[EXERCISE REQUIREMENTS]:
Every line of the material is to be repeated exactly as it stands.

= = =

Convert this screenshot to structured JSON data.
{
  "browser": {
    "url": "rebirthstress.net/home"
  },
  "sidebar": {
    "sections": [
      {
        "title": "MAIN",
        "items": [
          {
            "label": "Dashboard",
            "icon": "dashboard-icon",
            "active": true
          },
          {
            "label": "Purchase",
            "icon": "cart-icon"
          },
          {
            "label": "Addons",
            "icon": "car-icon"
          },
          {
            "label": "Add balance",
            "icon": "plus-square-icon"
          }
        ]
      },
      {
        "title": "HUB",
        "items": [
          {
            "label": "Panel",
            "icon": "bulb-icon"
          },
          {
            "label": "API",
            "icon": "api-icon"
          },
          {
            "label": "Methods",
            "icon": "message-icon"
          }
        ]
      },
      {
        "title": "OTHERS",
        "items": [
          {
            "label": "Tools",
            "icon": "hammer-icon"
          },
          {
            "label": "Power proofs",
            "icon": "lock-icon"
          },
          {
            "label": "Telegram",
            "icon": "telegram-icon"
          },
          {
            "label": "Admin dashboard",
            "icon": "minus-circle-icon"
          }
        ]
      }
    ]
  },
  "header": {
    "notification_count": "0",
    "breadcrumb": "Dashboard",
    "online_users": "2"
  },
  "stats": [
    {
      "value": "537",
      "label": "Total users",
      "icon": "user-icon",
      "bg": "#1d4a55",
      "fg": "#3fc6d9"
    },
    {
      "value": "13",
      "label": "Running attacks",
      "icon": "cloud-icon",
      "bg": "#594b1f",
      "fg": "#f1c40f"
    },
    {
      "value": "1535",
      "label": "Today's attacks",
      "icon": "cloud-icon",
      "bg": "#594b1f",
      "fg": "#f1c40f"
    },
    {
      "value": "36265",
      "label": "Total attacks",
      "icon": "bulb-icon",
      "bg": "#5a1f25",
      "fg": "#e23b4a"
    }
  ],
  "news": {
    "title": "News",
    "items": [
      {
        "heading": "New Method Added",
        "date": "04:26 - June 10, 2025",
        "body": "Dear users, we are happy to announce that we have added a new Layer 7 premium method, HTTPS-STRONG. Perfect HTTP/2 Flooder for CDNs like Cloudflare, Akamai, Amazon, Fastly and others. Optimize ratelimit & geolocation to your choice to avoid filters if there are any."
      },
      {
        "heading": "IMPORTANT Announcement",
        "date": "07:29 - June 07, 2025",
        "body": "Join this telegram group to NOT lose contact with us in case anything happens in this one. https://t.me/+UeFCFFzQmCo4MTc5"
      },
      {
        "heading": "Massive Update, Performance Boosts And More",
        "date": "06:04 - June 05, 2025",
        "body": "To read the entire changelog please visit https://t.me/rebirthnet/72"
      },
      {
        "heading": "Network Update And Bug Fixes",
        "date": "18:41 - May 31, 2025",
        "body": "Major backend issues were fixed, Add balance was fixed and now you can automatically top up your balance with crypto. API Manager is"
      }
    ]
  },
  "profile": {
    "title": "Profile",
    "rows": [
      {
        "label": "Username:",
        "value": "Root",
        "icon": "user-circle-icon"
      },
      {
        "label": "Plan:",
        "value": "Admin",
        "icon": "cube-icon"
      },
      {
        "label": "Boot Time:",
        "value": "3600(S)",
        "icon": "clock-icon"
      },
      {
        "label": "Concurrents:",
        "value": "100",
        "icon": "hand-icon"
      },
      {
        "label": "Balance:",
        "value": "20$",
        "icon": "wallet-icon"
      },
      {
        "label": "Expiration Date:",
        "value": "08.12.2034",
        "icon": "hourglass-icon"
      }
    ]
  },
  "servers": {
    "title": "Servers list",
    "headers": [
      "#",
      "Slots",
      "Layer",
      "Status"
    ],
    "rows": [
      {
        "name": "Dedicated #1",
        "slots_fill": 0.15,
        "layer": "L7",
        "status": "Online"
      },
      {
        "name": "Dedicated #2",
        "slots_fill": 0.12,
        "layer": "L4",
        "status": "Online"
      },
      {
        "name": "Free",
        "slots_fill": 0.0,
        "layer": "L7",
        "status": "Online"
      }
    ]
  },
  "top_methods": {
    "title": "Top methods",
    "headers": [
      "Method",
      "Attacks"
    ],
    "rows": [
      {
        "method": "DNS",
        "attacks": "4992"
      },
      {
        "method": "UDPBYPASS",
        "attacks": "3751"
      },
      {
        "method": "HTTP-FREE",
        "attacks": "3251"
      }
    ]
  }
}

= = =

[SOLVED PROBLEM]:
Convert this screenshot to structured JSON data.
{
  "browser": {
    "url": "rebirthstress.net/home"
  },
  "sidebar": {
    "sections": [
      {
        "title": "MAIN",
        "items": [
          {
            "label": "Dashboard",
            "icon": "dashboard-icon",
            "active": true
          },
          {
            "label": "Purchase",
            "icon": "cart-icon"
          },
          {
            "label": "Addons",
            "icon": "car-icon"
          },
          {
            "label": "Add balance",
            "icon": "plus-square-icon"
          }
        ]
      },
      {
        "title": "HUB",
        "items": [
          {
            "label": "Panel",
            "icon": "bulb-icon"
          },
          {
            "label": "API",
            "icon": "api-icon"
          },
          {
            "label": "Methods",
            "icon": "message-icon"
          }
        ]
      },
      {
        "title": "OTHERS",
        "items": [
          {
            "label": "Tools",
            "icon": "hammer-icon"
          },
          {
            "label": "Power proofs",
            "icon": "lock-icon"
          },
          {
            "label": "Telegram",
            "icon": "telegram-icon"
          },
          {
            "label": "Admin dashboard",
            "icon": "minus-circle-icon"
          }
        ]
      }
    ]
  },
  "header": {
    "notification_count": "0",
    "breadcrumb": "Dashboard",
    "online_users": "2"
  },
  "stats": [
    {
      "value": "537",
      "label": "Total users",
      "icon": "user-icon",
      "bg": "#1d4a55",
      "fg": "#3fc6d9"
    },
    {
      "value": "13",
      "label": "Running attacks",
      "icon": "cloud-icon",
      "bg": "#594b1f",
      "fg": "#f1c40f"
    },
    {
      "value": "1535",
      "label": "Today's attacks",
      "icon": "cloud-icon",
      "bg": "#594b1f",
      "fg": "#f1c40f"
    },
    {
      "value": "36265",
      "label": "Total attacks",
      "icon": "bulb-icon",
      "bg": "#5a1f25",
      "fg": "#e23b4a"
    }
  ],
  "news": {
    "title": "News",
    "items": [
      {
        "heading": "New Method Added",
        "date": "04:26 - June 10, 2025",
        "body": "Dear users, we are happy to announce that we have added a new Layer 7 premium method, HTTPS-STRONG. Perfect HTTP/2 Flooder for CDNs like Cloudflare, Akamai, Amazon, Fastly and others. Optimize ratelimit & geolocation to your choice to avoid filters if there are any."
      },
      {
        "heading": "IMPORTANT Announcement",
        "date": "07:29 - June 07, 2025",
        "body": "Join this telegram group to NOT lose contact with us in case anything happens in this one. https://t.me/+UeFCFFzQmCo4MTc5"
      },
      {
        "heading": "Massive Update, Performance Boosts And More",
        "date": "06:04 - June 05, 2025",
        "body": "To read the entire changelog please visit https://t.me/rebirthnet/72"
      },
      {
        "heading": "Network Update And Bug Fixes",
        "date": "18:41 - May 31, 2025",
        "body": "Major backend issues were fixed, Add balance was fixed and now you can automatically top up your balance with crypto. API Manager is"
      }
    ]
  },
  "profile": {
    "title": "Profile",
    "rows": [
      {
        "label": "Username:",
        "value": "Root",
        "icon": "user-circle-icon"
      },
      {
        "label": "Plan:",
        "value": "Admin",
        "icon": "cube-icon"
      },
      {
        "label": "Boot Time:",
        "value": "3600(S)",
        "icon": "clock-icon"
      },
      {
        "label": "Concurrents:",
        "value": "100",
        "icon": "hand-icon"
      },
      {
        "label": "Balance:",
        "value": "20$",
        "icon": "wallet-icon"
      },
      {
        "label": "Expiration Date:",
        "value": "08.12.2034",
        "icon": "hourglass-icon"
      }
    ]
  },
  "servers": {
    "title": "Servers list",
    "headers": [
      "#",
      "Slots",
      "Layer",
      "Status"
    ],
    "rows": [
      {
        "name": "Dedicated #1",
        "slots_fill": 0.15,
        "layer": "L7",
        "status": "Online"
      },
      {
        "name": "Dedicated #2",
        "slots_fill": 0.12,
        "layer": "L4",
        "status": "Online"
      },
      {
        "name": "Free",
        "slots_fill": 0.0,
        "layer": "L7",
        "status": "Online"
      }
    ]
  },
  "top_methods": {
    "title": "Top methods",
    "headers": [
      "Method",
      "Attacks"
    ],
    "rows": [
      {
        "method": "DNS",
        "attacks": "4992"
      },
      {
        "method": "UDPBYPASS",
        "attacks": "3751"
      },
      {
        "method": "HTTP-FREE",
        "attacks": "3251"
      }
    ]
  }
}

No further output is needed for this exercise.